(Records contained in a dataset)
|---|

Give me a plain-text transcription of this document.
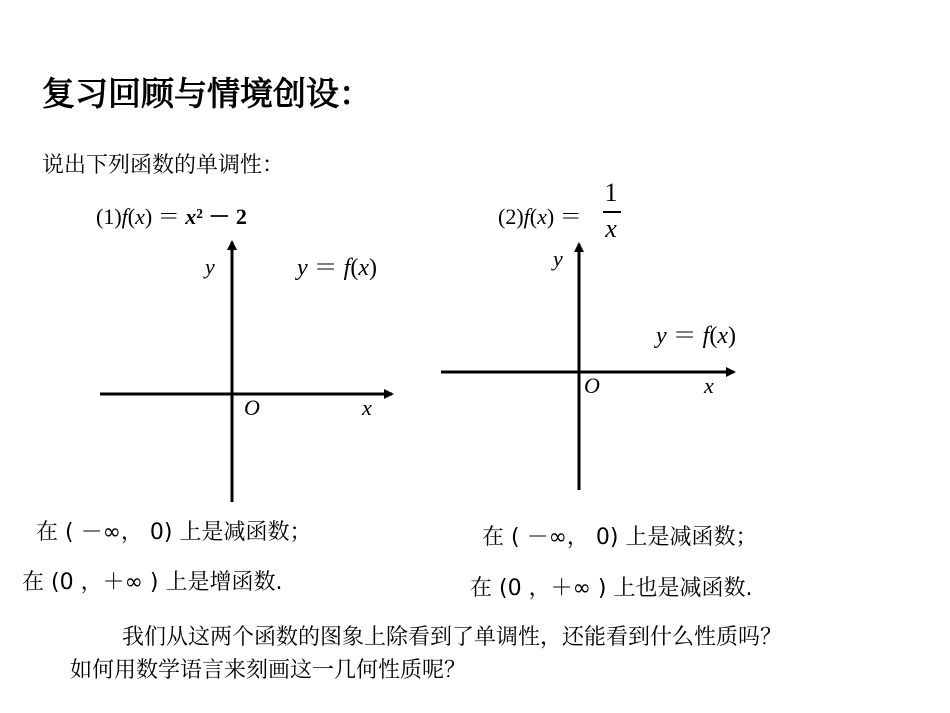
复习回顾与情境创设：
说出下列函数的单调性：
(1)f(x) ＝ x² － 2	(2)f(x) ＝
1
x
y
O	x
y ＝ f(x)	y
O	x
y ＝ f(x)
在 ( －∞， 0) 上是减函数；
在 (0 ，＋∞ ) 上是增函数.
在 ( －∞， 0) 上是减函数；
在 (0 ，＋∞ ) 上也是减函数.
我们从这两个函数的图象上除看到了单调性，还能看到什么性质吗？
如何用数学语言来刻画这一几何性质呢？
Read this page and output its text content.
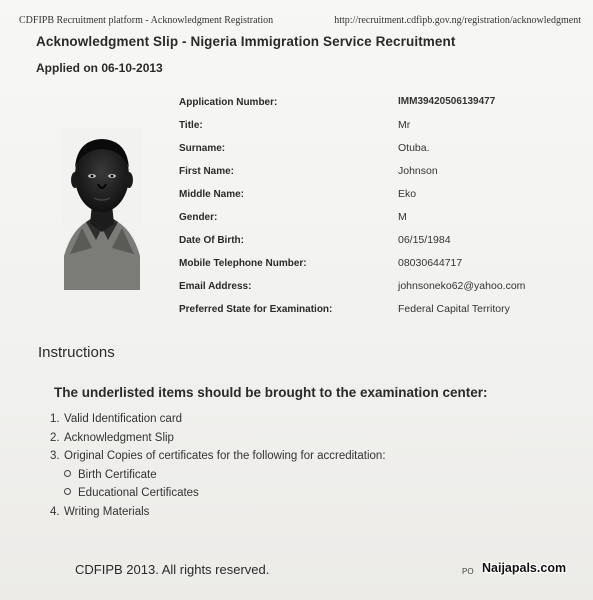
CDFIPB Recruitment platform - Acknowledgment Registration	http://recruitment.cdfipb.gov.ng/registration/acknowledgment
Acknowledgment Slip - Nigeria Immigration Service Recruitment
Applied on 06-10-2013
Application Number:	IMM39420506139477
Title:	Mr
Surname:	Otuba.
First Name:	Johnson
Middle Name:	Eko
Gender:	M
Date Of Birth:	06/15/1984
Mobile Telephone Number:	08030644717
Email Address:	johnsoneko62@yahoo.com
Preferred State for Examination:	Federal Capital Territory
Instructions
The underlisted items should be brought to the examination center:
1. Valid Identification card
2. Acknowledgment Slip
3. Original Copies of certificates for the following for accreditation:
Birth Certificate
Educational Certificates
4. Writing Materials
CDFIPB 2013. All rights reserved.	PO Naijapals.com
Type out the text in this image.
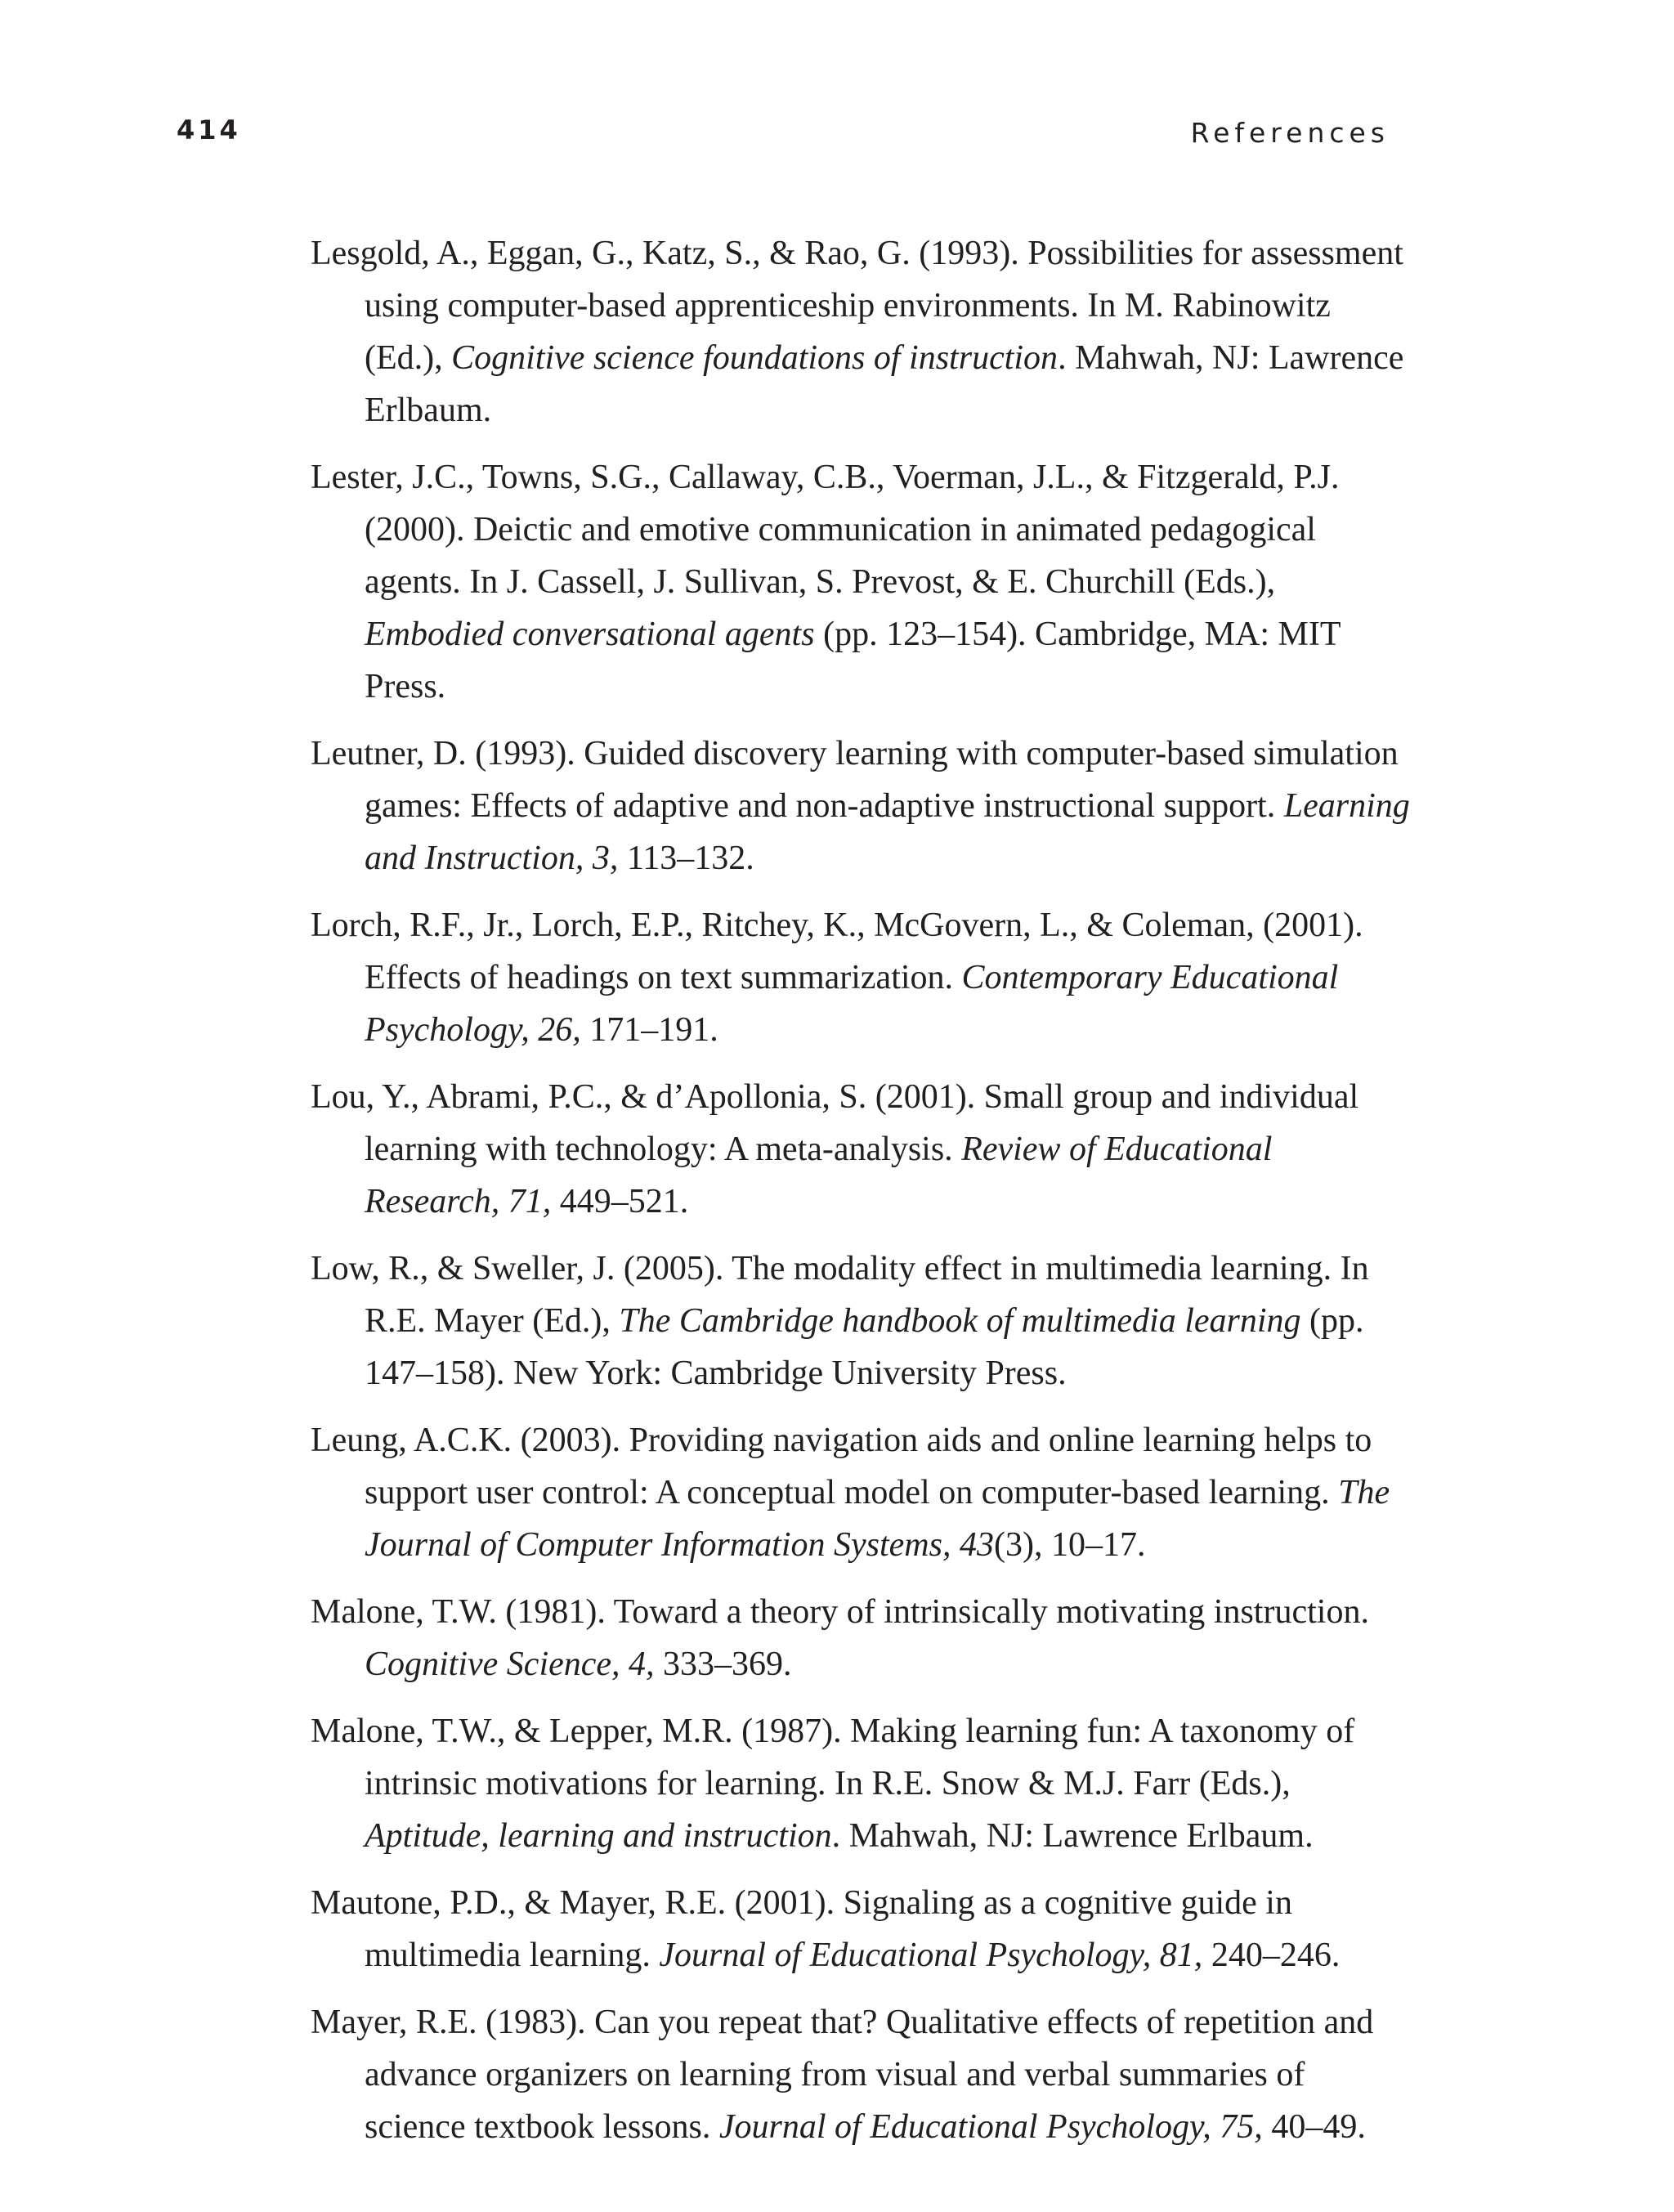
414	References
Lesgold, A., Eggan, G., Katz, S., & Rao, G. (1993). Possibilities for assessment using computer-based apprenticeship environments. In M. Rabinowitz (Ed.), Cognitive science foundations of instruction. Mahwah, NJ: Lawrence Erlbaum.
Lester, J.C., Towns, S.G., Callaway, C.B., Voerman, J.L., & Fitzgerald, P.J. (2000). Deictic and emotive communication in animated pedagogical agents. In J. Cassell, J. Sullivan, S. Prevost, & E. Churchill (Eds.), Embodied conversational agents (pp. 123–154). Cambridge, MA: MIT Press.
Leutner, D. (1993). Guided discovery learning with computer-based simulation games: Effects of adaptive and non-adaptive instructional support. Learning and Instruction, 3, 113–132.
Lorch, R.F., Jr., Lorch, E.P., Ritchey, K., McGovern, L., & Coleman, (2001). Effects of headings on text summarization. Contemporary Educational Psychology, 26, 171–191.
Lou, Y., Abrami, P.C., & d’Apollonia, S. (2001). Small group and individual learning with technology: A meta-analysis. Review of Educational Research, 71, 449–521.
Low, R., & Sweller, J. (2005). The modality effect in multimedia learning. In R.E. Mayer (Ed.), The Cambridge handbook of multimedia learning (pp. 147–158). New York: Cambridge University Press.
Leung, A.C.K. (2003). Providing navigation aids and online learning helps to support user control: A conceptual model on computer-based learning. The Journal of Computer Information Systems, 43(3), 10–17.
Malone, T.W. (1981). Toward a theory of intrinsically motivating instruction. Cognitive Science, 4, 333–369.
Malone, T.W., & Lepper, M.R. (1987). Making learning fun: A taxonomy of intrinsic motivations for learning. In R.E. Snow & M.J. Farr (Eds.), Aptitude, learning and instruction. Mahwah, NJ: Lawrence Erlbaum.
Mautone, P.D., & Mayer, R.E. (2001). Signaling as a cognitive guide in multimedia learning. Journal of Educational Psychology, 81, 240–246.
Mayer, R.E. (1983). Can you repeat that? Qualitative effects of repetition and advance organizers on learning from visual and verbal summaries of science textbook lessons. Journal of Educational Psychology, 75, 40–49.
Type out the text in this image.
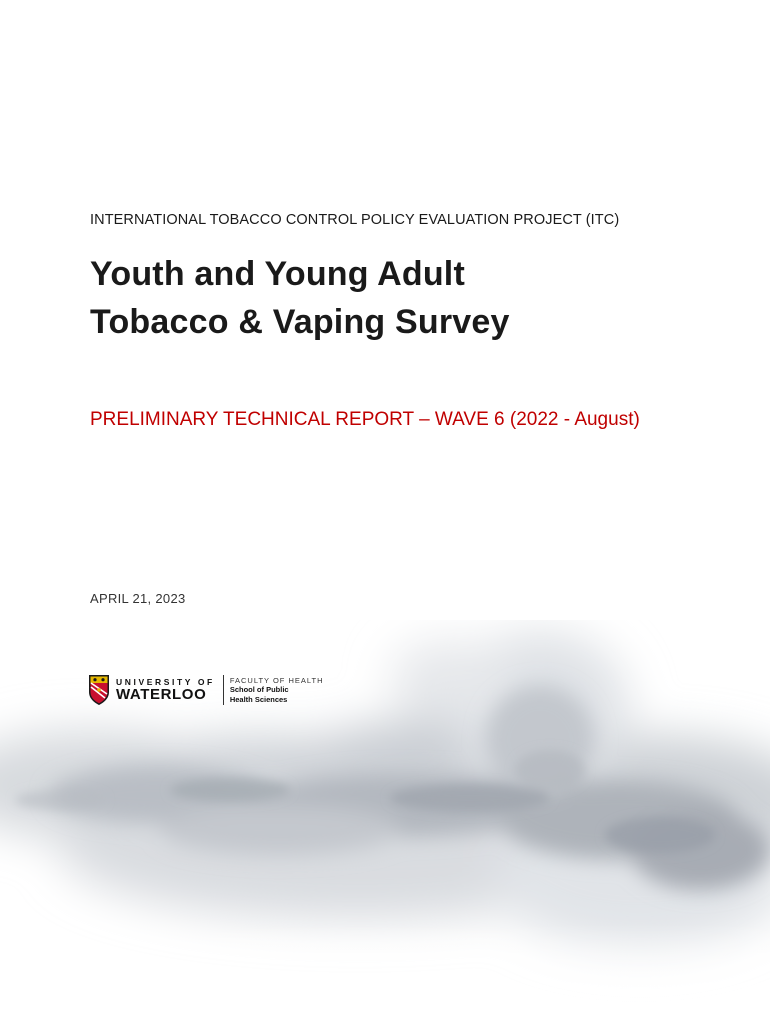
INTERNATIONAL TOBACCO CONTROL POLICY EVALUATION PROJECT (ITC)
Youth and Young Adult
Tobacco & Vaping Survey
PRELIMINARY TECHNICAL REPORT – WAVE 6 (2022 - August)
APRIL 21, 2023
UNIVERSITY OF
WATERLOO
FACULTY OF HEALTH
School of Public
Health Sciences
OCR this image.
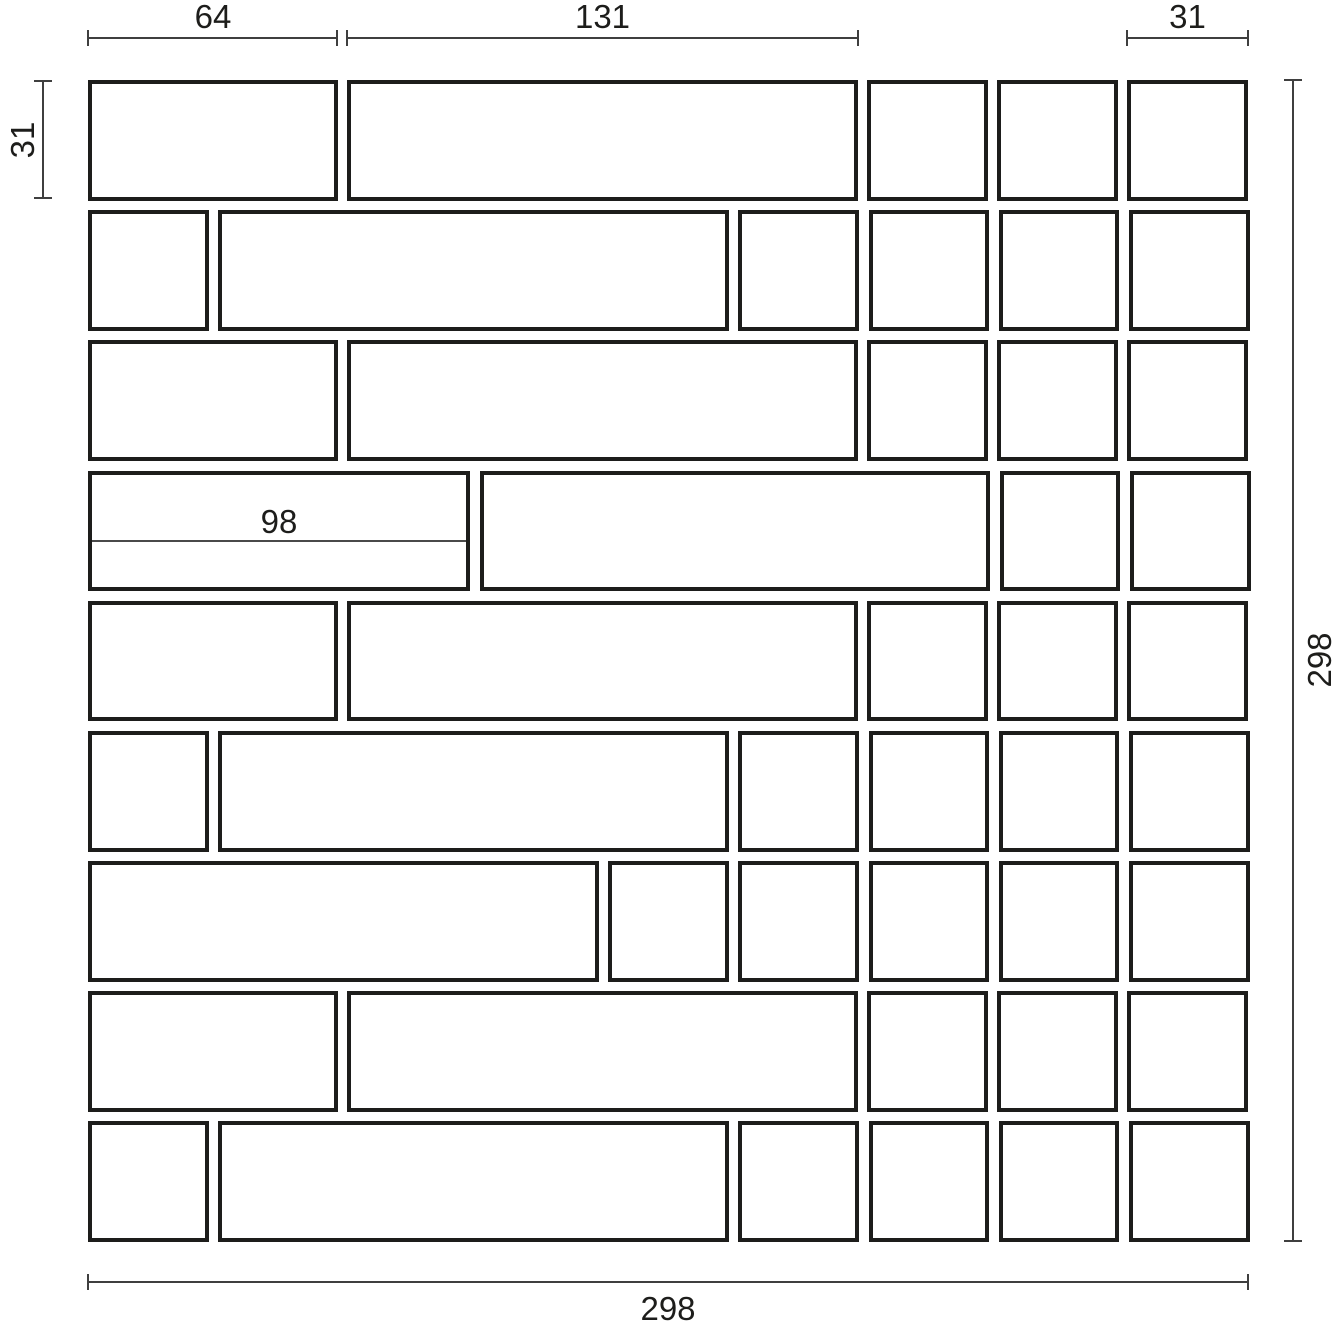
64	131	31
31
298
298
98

|---|

What is required | Reproduce the data above in full, exactly as it is, with the pictures left out.

Written solution |
Give me a plain-text transcription of this document.
复习回顾与情境创设：
说出下列函数的单调性：
(1)f(x) ＝ x² － 2	(2)f(x) ＝
1
x
y
O	x
y ＝ f(x)	y
O	x
y ＝ f(x)
在 ( －∞， 0) 上是减函数；
在 (0 ，＋∞ ) 上是增函数.
在 ( －∞， 0) 上是减函数；
在 (0 ，＋∞ ) 上也是减函数.
我们从这两个函数的图象上除看到了单调性，还能看到什么性质吗？
如何用数学语言来刻画这一几何性质呢？
Read this page and output its text content.
CDFIPB Recruitment platform - Acknowledgment Registration	http://recruitment.cdfipb.gov.ng/registration/acknowledgment
Acknowledgment Slip - Nigeria Immigration Service Recruitment
Applied on 06-10-2013
Application Number:	IMM39420506139477
Title:	Mr
Surname:	Otuba.
First Name:	Johnson
Middle Name:	Eko
Gender:	M
Date Of Birth:	06/15/1984
Mobile Telephone Number:	08030644717
Email Address:	johnsoneko62@yahoo.com
Preferred State for Examination:	Federal Capital Territory
Instructions
The underlisted items should be brought to the examination center:
1. Valid Identification card
2. Acknowledgment Slip
3. Original Copies of certificates for the following for accreditation:
Birth Certificate
Educational Certificates
4. Writing Materials
CDFIPB 2013. All rights reserved.	PO Naijapals.com
Type out the text in this image.
414	References
Lesgold, A., Eggan, G., Katz, S., & Rao, G. (1993). Possibilities for assessment using computer-based apprenticeship environments. In M. Rabinowitz (Ed.), Cognitive science foundations of instruction. Mahwah, NJ: Lawrence Erlbaum.
Lester, J.C., Towns, S.G., Callaway, C.B., Voerman, J.L., & Fitzgerald, P.J. (2000). Deictic and emotive communication in animated pedagogical agents. In J. Cassell, J. Sullivan, S. Prevost, & E. Churchill (Eds.), Embodied conversational agents (pp. 123–154). Cambridge, MA: MIT Press.
Leutner, D. (1993). Guided discovery learning with computer-based simulation games: Effects of adaptive and non-adaptive instructional support. Learning and Instruction, 3, 113–132.
Lorch, R.F., Jr., Lorch, E.P., Ritchey, K., McGovern, L., & Coleman, (2001). Effects of headings on text summarization. Contemporary Educational Psychology, 26, 171–191.
Lou, Y., Abrami, P.C., & d’Apollonia, S. (2001). Small group and individual learning with technology: A meta-analysis. Review of Educational Research, 71, 449–521.
Low, R., & Sweller, J. (2005). The modality effect in multimedia learning. In R.E. Mayer (Ed.), The Cambridge handbook of multimedia learning (pp. 147–158). New York: Cambridge University Press.
Leung, A.C.K. (2003). Providing navigation aids and online learning helps to support user control: A conceptual model on computer-based learning. The Journal of Computer Information Systems, 43(3), 10–17.
Malone, T.W. (1981). Toward a theory of intrinsically motivating instruction. Cognitive Science, 4, 333–369.
Malone, T.W., & Lepper, M.R. (1987). Making learning fun: A taxonomy of intrinsic motivations for learning. In R.E. Snow & M.J. Farr (Eds.), Aptitude, learning and instruction. Mahwah, NJ: Lawrence Erlbaum.
Mautone, P.D., & Mayer, R.E. (2001). Signaling as a cognitive guide in multimedia learning. Journal of Educational Psychology, 81, 240–246.
Mayer, R.E. (1983). Can you repeat that? Qualitative effects of repetition and advance organizers on learning from visual and verbal summaries of science textbook lessons. Journal of Educational Psychology, 75, 40–49.
Type out the text in this image.
INTERNATIONAL TOBACCO CONTROL POLICY EVALUATION PROJECT (ITC)
Youth and Young Adult
Tobacco & Vaping Survey
PRELIMINARY TECHNICAL REPORT – WAVE 6 (2022 - August)
APRIL 21, 2023
UNIVERSITY OF
WATERLOO
FACULTY OF HEALTH
School of Public
Health Sciences
OCR this image.
64	131	31
31
298
298
98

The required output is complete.